Exercise aim —
Copy out the entries below in full and exactly.

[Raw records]
-*-
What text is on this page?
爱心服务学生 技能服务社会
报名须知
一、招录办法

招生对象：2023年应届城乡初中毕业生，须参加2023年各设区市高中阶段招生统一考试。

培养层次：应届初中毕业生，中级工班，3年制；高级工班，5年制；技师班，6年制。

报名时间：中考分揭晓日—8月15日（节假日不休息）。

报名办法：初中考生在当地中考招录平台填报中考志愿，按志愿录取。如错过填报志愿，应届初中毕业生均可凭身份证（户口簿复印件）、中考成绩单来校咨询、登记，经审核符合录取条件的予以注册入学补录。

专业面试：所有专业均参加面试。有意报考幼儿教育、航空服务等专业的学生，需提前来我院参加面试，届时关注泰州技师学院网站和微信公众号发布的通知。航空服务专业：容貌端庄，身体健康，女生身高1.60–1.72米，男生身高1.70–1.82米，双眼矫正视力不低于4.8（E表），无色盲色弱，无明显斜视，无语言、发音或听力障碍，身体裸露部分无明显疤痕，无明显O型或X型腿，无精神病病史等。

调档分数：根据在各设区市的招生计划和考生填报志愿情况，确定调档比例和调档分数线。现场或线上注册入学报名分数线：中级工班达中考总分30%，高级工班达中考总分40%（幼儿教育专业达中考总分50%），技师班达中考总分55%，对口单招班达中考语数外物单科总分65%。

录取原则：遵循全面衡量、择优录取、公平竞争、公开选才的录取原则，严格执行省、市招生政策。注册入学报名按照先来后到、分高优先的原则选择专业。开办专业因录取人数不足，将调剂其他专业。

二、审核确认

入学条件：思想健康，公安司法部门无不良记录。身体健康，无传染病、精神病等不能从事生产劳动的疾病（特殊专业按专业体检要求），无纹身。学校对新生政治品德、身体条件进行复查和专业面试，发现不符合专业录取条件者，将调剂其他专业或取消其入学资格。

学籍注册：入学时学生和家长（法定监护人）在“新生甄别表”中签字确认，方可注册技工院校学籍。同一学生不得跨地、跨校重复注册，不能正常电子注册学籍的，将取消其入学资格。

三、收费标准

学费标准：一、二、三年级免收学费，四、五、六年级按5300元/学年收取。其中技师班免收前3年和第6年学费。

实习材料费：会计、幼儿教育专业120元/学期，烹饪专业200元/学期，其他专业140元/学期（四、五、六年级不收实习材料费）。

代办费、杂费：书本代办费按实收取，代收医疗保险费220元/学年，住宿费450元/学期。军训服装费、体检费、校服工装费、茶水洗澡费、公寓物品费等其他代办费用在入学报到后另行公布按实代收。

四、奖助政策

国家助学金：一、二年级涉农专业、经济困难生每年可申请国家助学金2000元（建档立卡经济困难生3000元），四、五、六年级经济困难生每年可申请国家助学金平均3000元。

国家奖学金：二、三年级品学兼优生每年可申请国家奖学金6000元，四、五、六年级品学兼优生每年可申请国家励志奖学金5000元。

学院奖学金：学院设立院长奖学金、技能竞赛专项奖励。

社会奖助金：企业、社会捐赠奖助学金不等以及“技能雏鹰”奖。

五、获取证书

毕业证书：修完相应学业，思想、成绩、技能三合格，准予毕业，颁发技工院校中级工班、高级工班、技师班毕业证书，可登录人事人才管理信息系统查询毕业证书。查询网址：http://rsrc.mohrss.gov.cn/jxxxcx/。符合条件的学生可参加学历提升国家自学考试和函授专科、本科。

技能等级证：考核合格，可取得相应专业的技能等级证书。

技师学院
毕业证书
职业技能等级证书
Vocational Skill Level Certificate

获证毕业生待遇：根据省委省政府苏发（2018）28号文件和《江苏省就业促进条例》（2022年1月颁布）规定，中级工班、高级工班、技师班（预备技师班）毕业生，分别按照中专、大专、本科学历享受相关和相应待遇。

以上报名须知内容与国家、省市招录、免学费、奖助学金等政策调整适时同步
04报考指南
-*-
Task response —
What text is on this page?
爱心服务学生 技能服务社会
报名须知
一、招录办法

招生对象：2023年应届城乡初中毕业生，须参加2023年各设区市高中阶段招生统一考试。

培养层次：应届初中毕业生，中级工班，3年制；高级工班，5年制；技师班，6年制。

报名时间：中考分揭晓日—8月15日（节假日不休息）。

报名办法：初中考生在当地中考招录平台填报中考志愿，按志愿录取。如错过填报志愿，应届初中毕业生均可凭身份证（户口簿复印件）、中考成绩单来校咨询、登记，经审核符合录取条件的予以注册入学补录。

专业面试：所有专业均参加面试。有意报考幼儿教育、航空服务等专业的学生，需提前来我院参加面试，届时关注泰州技师学院网站和微信公众号发布的通知。航空服务专业：容貌端庄，身体健康，女生身高1.60–1.72米，男生身高1.70–1.82米，双眼矫正视力不低于4.8（E表），无色盲色弱，无明显斜视，无语言、发音或听力障碍，身体裸露部分无明显疤痕，无明显O型或X型腿，无精神病病史等。

调档分数：根据在各设区市的招生计划和考生填报志愿情况，确定调档比例和调档分数线。现场或线上注册入学报名分数线：中级工班达中考总分30%，高级工班达中考总分40%（幼儿教育专业达中考总分50%），技师班达中考总分55%，对口单招班达中考语数外物单科总分65%。

录取原则：遵循全面衡量、择优录取、公平竞争、公开选才的录取原则，严格执行省、市招生政策。注册入学报名按照先来后到、分高优先的原则选择专业。开办专业因录取人数不足，将调剂其他专业。

二、审核确认

入学条件：思想健康，公安司法部门无不良记录。身体健康，无传染病、精神病等不能从事生产劳动的疾病（特殊专业按专业体检要求），无纹身。学校对新生政治品德、身体条件进行复查和专业面试，发现不符合专业录取条件者，将调剂其他专业或取消其入学资格。

学籍注册：入学时学生和家长（法定监护人）在“新生甄别表”中签字确认，方可注册技工院校学籍。同一学生不得跨地、跨校重复注册，不能正常电子注册学籍的，将取消其入学资格。

三、收费标准

学费标准：一、二、三年级免收学费，四、五、六年级按5300元/学年收取。其中技师班免收前3年和第6年学费。

实习材料费：会计、幼儿教育专业120元/学期，烹饪专业200元/学期，其他专业140元/学期（四、五、六年级不收实习材料费）。

代办费、杂费：书本代办费按实收取，代收医疗保险费220元/学年，住宿费450元/学期。军训服装费、体检费、校服工装费、茶水洗澡费、公寓物品费等其他代办费用在入学报到后另行公布按实代收。

四、奖助政策

国家助学金：一、二年级涉农专业、经济困难生每年可申请国家助学金2000元（建档立卡经济困难生3000元），四、五、六年级经济困难生每年可申请国家助学金平均3000元。

国家奖学金：二、三年级品学兼优生每年可申请国家奖学金6000元，四、五、六年级品学兼优生每年可申请国家励志奖学金5000元。

学院奖学金：学院设立院长奖学金、技能竞赛专项奖励。

社会奖助金：企业、社会捐赠奖助学金不等以及“技能雏鹰”奖。

五、获取证书

毕业证书：修完相应学业，思想、成绩、技能三合格，准予毕业，颁发技工院校中级工班、高级工班、技师班毕业证书，可登录人事人才管理信息系统查询毕业证书。查询网址：http://rsrc.mohrss.gov.cn/jxxxcx/。符合条件的学生可参加学历提升国家自学考试和函授专科、本科。

技能等级证：考核合格，可取得相应专业的技能等级证书。

技师学院
毕业证书
职业技能等级证书
Vocational Skill Level Certificate

获证毕业生待遇：根据省委省政府苏发（2018）28号文件和《江苏省就业促进条例》（2022年1月颁布）规定，中级工班、高级工班、技师班（预备技师班）毕业生，分别按照中专、大专、本科学历享受相关和相应待遇。

以上报名须知内容与国家、省市招录、免学费、奖助学金等政策调整适时同步
04报考指南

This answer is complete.